Print every entry, word for word, and skip the images.

───── MATERIAL PROVIDED ─────

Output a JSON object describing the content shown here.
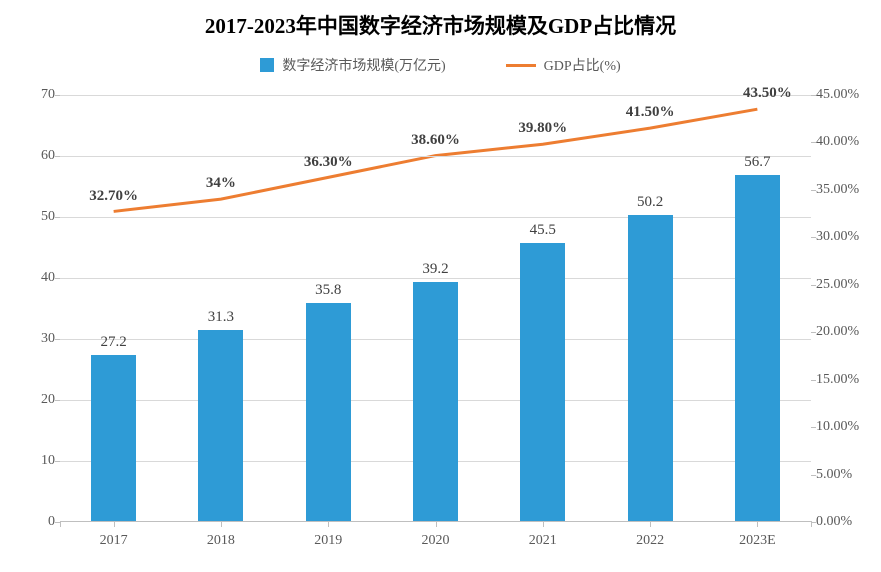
{
  "chart": {
    "title": "2017-2023年中国数字经济市场规模及GDP占比情况",
    "title_fontsize": 21,
    "title_color": "#000000",
    "background_color": "#ffffff",
    "grid_color": "#d9d9d9",
    "axis_color": "#bfbfbf",
    "label_color": "#595959",
    "label_fontsize": 14,
    "data_label_fontsize": 15,
    "legend": {
      "bar_label": "数字经济市场规模(万亿元)",
      "line_label": "GDP占比(%)",
      "bar_color": "#2e9bd6",
      "line_color": "#ed7d31"
    },
    "categories": [
      "2017",
      "2018",
      "2019",
      "2020",
      "2021",
      "2022",
      "2023E"
    ],
    "bars": {
      "values": [
        27.2,
        31.3,
        35.8,
        39.2,
        45.5,
        50.2,
        56.7
      ],
      "labels": [
        "27.2",
        "31.3",
        "35.8",
        "39.2",
        "45.5",
        "50.2",
        "56.7"
      ],
      "color": "#2e9bd6",
      "bar_width_frac": 0.42
    },
    "line": {
      "values": [
        32.7,
        34.0,
        36.3,
        38.6,
        39.8,
        41.5,
        43.5
      ],
      "labels": [
        "32.70%",
        "34%",
        "36.30%",
        "38.60%",
        "39.80%",
        "41.50%",
        "43.50%"
      ],
      "color": "#ed7d31",
      "line_width": 3
    },
    "y_left": {
      "min": 0,
      "max": 70,
      "step": 10,
      "ticks": [
        "0",
        "10",
        "20",
        "30",
        "40",
        "50",
        "60",
        "70"
      ]
    },
    "y_right": {
      "min": 0,
      "max": 45,
      "step": 5,
      "ticks": [
        "0.00%",
        "5.00%",
        "10.00%",
        "15.00%",
        "20.00%",
        "25.00%",
        "30.00%",
        "35.00%",
        "40.00%",
        "45.00%"
      ]
    }
  }
}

─────

= ANSWER TO THE PROBLEM =
Output a JSON object describing the content shown here.
{
  "chart": {
    "title": "2017-2023年中国数字经济市场规模及GDP占比情况",
    "title_fontsize": 21,
    "title_color": "#000000",
    "background_color": "#ffffff",
    "grid_color": "#d9d9d9",
    "axis_color": "#bfbfbf",
    "label_color": "#595959",
    "label_fontsize": 14,
    "data_label_fontsize": 15,
    "legend": {
      "bar_label": "数字经济市场规模(万亿元)",
      "line_label": "GDP占比(%)",
      "bar_color": "#2e9bd6",
      "line_color": "#ed7d31"
    },
    "categories": [
      "2017",
      "2018",
      "2019",
      "2020",
      "2021",
      "2022",
      "2023E"
    ],
    "bars": {
      "values": [
        27.2,
        31.3,
        35.8,
        39.2,
        45.5,
        50.2,
        56.7
      ],
      "labels": [
        "27.2",
        "31.3",
        "35.8",
        "39.2",
        "45.5",
        "50.2",
        "56.7"
      ],
      "color": "#2e9bd6",
      "bar_width_frac": 0.42
    },
    "line": {
      "values": [
        32.7,
        34.0,
        36.3,
        38.6,
        39.8,
        41.5,
        43.5
      ],
      "labels": [
        "32.70%",
        "34%",
        "36.30%",
        "38.60%",
        "39.80%",
        "41.50%",
        "43.50%"
      ],
      "color": "#ed7d31",
      "line_width": 3
    },
    "y_left": {
      "min": 0,
      "max": 70,
      "step": 10,
      "ticks": [
        "0",
        "10",
        "20",
        "30",
        "40",
        "50",
        "60",
        "70"
      ]
    },
    "y_right": {
      "min": 0,
      "max": 45,
      "step": 5,
      "ticks": [
        "0.00%",
        "5.00%",
        "10.00%",
        "15.00%",
        "20.00%",
        "25.00%",
        "30.00%",
        "35.00%",
        "40.00%",
        "45.00%"
      ]
    }
  }
}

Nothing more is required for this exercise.